-- start DATA SHOWN --

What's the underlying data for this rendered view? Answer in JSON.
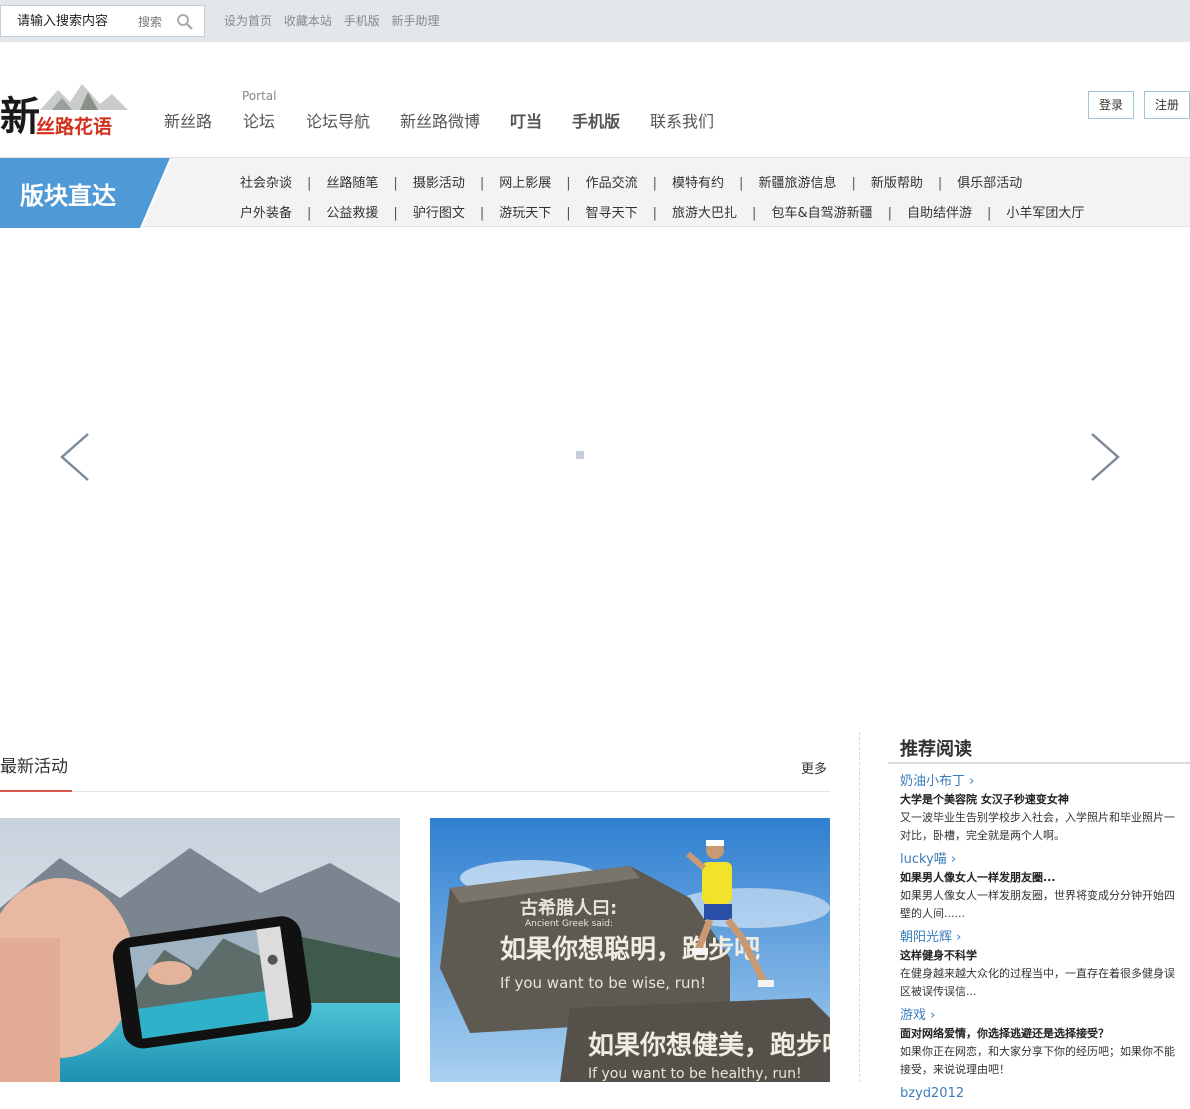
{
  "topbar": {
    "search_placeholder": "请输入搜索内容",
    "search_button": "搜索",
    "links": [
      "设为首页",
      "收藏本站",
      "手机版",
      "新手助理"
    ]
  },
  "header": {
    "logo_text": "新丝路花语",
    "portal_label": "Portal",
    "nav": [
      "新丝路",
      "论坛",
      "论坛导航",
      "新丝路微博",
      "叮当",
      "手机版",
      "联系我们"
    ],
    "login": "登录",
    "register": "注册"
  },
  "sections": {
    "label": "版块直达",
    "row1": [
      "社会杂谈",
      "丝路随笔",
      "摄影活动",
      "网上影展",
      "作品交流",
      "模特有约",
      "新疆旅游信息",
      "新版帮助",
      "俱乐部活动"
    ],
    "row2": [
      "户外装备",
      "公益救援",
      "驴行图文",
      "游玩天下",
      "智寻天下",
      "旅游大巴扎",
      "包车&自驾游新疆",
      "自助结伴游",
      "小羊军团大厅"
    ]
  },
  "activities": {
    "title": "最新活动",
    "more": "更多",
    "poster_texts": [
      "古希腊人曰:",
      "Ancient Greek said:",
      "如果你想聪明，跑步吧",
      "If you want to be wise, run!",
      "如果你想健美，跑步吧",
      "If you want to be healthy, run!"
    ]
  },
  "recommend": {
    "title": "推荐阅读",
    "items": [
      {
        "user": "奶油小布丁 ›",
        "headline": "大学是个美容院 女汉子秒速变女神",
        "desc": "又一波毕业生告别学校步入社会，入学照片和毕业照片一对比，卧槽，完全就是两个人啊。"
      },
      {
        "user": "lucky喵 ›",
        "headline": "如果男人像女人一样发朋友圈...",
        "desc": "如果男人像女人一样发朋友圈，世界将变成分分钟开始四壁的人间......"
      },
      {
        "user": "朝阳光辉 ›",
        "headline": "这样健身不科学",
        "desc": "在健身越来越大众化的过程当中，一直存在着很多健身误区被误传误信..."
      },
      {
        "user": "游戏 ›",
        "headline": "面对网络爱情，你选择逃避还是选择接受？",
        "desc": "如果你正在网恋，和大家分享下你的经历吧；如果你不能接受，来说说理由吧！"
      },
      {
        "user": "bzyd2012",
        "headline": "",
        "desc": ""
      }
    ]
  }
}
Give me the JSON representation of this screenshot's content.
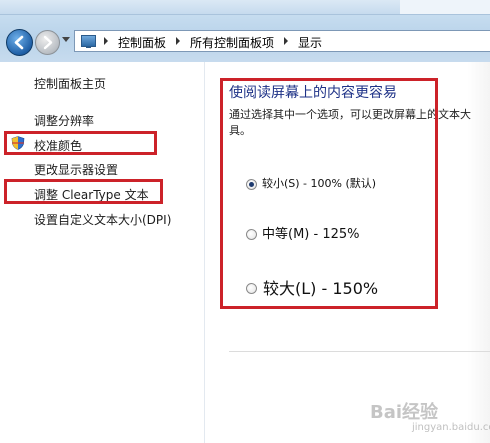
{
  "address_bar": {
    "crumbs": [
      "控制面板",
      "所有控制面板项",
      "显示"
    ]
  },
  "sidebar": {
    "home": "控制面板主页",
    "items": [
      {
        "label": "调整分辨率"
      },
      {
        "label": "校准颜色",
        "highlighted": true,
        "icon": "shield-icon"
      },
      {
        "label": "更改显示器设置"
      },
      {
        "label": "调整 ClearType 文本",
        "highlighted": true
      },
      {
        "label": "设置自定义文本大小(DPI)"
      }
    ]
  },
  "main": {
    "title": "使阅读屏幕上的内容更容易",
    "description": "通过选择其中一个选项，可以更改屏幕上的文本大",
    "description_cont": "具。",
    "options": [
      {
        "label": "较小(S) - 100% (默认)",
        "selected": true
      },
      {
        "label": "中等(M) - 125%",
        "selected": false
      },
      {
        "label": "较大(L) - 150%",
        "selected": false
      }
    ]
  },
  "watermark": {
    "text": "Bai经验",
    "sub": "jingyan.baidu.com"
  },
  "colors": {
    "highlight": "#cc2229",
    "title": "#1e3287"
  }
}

-- end DATA SHOWN --

EXERCISE DIRECTIONS
Each line above is to be copied verbatim. Drop any image from the copy.

REPLY
What's the underlying data for this rendered view? Answer in JSON.
{
  "topbar": {
    "search_placeholder": "请输入搜索内容",
    "search_button": "搜索",
    "links": [
      "设为首页",
      "收藏本站",
      "手机版",
      "新手助理"
    ]
  },
  "header": {
    "logo_text": "新丝路花语",
    "portal_label": "Portal",
    "nav": [
      "新丝路",
      "论坛",
      "论坛导航",
      "新丝路微博",
      "叮当",
      "手机版",
      "联系我们"
    ],
    "login": "登录",
    "register": "注册"
  },
  "sections": {
    "label": "版块直达",
    "row1": [
      "社会杂谈",
      "丝路随笔",
      "摄影活动",
      "网上影展",
      "作品交流",
      "模特有约",
      "新疆旅游信息",
      "新版帮助",
      "俱乐部活动"
    ],
    "row2": [
      "户外装备",
      "公益救援",
      "驴行图文",
      "游玩天下",
      "智寻天下",
      "旅游大巴扎",
      "包车&自驾游新疆",
      "自助结伴游",
      "小羊军团大厅"
    ]
  },
  "activities": {
    "title": "最新活动",
    "more": "更多",
    "poster_texts": [
      "古希腊人曰:",
      "Ancient Greek said:",
      "如果你想聪明，跑步吧",
      "If you want to be wise, run!",
      "如果你想健美，跑步吧",
      "If you want to be healthy, run!"
    ]
  },
  "recommend": {
    "title": "推荐阅读",
    "items": [
      {
        "user": "奶油小布丁 ›",
        "headline": "大学是个美容院 女汉子秒速变女神",
        "desc": "又一波毕业生告别学校步入社会，入学照片和毕业照片一对比，卧槽，完全就是两个人啊。"
      },
      {
        "user": "lucky喵 ›",
        "headline": "如果男人像女人一样发朋友圈...",
        "desc": "如果男人像女人一样发朋友圈，世界将变成分分钟开始四壁的人间......"
      },
      {
        "user": "朝阳光辉 ›",
        "headline": "这样健身不科学",
        "desc": "在健身越来越大众化的过程当中，一直存在着很多健身误区被误传误信..."
      },
      {
        "user": "游戏 ›",
        "headline": "面对网络爱情，你选择逃避还是选择接受？",
        "desc": "如果你正在网恋，和大家分享下你的经历吧；如果你不能接受，来说说理由吧！"
      },
      {
        "user": "bzyd2012",
        "headline": "",
        "desc": ""
      }
    ]
  }
}
Give me the JSON representation of this screenshot's content.
{
  "address_bar": {
    "crumbs": [
      "控制面板",
      "所有控制面板项",
      "显示"
    ]
  },
  "sidebar": {
    "home": "控制面板主页",
    "items": [
      {
        "label": "调整分辨率"
      },
      {
        "label": "校准颜色",
        "highlighted": true,
        "icon": "shield-icon"
      },
      {
        "label": "更改显示器设置"
      },
      {
        "label": "调整 ClearType 文本",
        "highlighted": true
      },
      {
        "label": "设置自定义文本大小(DPI)"
      }
    ]
  },
  "main": {
    "title": "使阅读屏幕上的内容更容易",
    "description": "通过选择其中一个选项，可以更改屏幕上的文本大",
    "description_cont": "具。",
    "options": [
      {
        "label": "较小(S) - 100% (默认)",
        "selected": true
      },
      {
        "label": "中等(M) - 125%",
        "selected": false
      },
      {
        "label": "较大(L) - 150%",
        "selected": false
      }
    ]
  },
  "watermark": {
    "text": "Bai经验",
    "sub": "jingyan.baidu.com"
  },
  "colors": {
    "highlight": "#cc2229",
    "title": "#1e3287"
  }
}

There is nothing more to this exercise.